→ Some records
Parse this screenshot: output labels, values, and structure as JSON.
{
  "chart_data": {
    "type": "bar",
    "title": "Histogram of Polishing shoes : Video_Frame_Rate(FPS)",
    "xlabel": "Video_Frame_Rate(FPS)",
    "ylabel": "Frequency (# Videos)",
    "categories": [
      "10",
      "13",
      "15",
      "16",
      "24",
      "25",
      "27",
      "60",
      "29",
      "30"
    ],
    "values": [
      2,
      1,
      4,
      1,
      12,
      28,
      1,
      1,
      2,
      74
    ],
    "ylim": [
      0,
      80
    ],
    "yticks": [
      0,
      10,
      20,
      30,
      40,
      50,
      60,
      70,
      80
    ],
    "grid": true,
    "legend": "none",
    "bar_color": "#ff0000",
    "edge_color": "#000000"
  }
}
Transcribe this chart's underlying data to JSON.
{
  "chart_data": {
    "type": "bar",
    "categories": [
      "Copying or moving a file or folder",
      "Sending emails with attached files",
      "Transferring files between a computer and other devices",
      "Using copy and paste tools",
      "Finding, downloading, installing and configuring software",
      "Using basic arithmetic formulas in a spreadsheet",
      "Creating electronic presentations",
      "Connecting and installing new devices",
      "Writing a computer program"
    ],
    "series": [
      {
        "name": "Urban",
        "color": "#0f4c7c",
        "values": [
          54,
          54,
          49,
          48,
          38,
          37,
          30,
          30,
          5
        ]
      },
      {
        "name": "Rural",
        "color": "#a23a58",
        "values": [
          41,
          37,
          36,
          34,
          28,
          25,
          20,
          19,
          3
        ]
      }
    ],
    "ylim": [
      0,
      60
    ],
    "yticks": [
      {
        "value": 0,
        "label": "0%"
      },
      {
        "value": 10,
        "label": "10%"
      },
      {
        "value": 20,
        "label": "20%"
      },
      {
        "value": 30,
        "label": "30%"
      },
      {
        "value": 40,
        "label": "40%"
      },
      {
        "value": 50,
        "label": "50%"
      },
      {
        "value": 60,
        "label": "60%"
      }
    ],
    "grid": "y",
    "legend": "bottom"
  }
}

→ PROBLEM REQUIREMENTS
Reproduce the listing shown above in its entirety, exactly.

→ EXERCISE OUTPUT
Parse this screenshot: output labels, values, and structure as JSON.
{
  "chart_data": {
    "type": "bar",
    "title": "Histogram of Polishing shoes : Video_Frame_Rate(FPS)",
    "xlabel": "Video_Frame_Rate(FPS)",
    "ylabel": "Frequency (# Videos)",
    "categories": [
      "10",
      "13",
      "15",
      "16",
      "24",
      "25",
      "27",
      "60",
      "29",
      "30"
    ],
    "values": [
      2,
      1,
      4,
      1,
      12,
      28,
      1,
      1,
      2,
      74
    ],
    "ylim": [
      0,
      80
    ],
    "yticks": [
      0,
      10,
      20,
      30,
      40,
      50,
      60,
      70,
      80
    ],
    "grid": true,
    "legend": "none",
    "bar_color": "#ff0000",
    "edge_color": "#000000"
  }
}
Transcribe this chart's underlying data to JSON.
{
  "chart_data": {
    "type": "bar",
    "categories": [
      "Copying or moving a file or folder",
      "Sending emails with attached files",
      "Transferring files between a computer and other devices",
      "Using copy and paste tools",
      "Finding, downloading, installing and configuring software",
      "Using basic arithmetic formulas in a spreadsheet",
      "Creating electronic presentations",
      "Connecting and installing new devices",
      "Writing a computer program"
    ],
    "series": [
      {
        "name": "Urban",
        "color": "#0f4c7c",
        "values": [
          54,
          54,
          49,
          48,
          38,
          37,
          30,
          30,
          5
        ]
      },
      {
        "name": "Rural",
        "color": "#a23a58",
        "values": [
          41,
          37,
          36,
          34,
          28,
          25,
          20,
          19,
          3
        ]
      }
    ],
    "ylim": [
      0,
      60
    ],
    "yticks": [
      {
        "value": 0,
        "label": "0%"
      },
      {
        "value": 10,
        "label": "10%"
      },
      {
        "value": 20,
        "label": "20%"
      },
      {
        "value": 30,
        "label": "30%"
      },
      {
        "value": 40,
        "label": "40%"
      },
      {
        "value": 50,
        "label": "50%"
      },
      {
        "value": 60,
        "label": "60%"
      }
    ],
    "grid": "y",
    "legend": "bottom"
  }
}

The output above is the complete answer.